-- Start Records supplied --

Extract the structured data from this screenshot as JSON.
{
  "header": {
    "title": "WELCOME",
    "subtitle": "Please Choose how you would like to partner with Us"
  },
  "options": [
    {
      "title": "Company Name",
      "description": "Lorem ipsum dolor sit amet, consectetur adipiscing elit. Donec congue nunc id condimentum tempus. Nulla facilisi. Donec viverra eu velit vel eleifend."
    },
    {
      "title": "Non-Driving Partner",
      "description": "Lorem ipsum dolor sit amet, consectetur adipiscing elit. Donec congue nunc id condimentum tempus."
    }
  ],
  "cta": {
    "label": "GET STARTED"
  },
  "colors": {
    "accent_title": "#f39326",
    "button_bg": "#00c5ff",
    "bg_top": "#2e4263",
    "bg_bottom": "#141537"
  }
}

-- End Records supplied --

Set problem >> Recopy the whole listing exactly.

Problem solution >>
Extract the structured data from this screenshot as JSON.
{
  "header": {
    "title": "WELCOME",
    "subtitle": "Please Choose how you would like to partner with Us"
  },
  "options": [
    {
      "title": "Company Name",
      "description": "Lorem ipsum dolor sit amet, consectetur adipiscing elit. Donec congue nunc id condimentum tempus. Nulla facilisi. Donec viverra eu velit vel eleifend."
    },
    {
      "title": "Non-Driving Partner",
      "description": "Lorem ipsum dolor sit amet, consectetur adipiscing elit. Donec congue nunc id condimentum tempus."
    }
  ],
  "cta": {
    "label": "GET STARTED"
  },
  "colors": {
    "accent_title": "#f39326",
    "button_bg": "#00c5ff",
    "bg_top": "#2e4263",
    "bg_bottom": "#141537"
  }
}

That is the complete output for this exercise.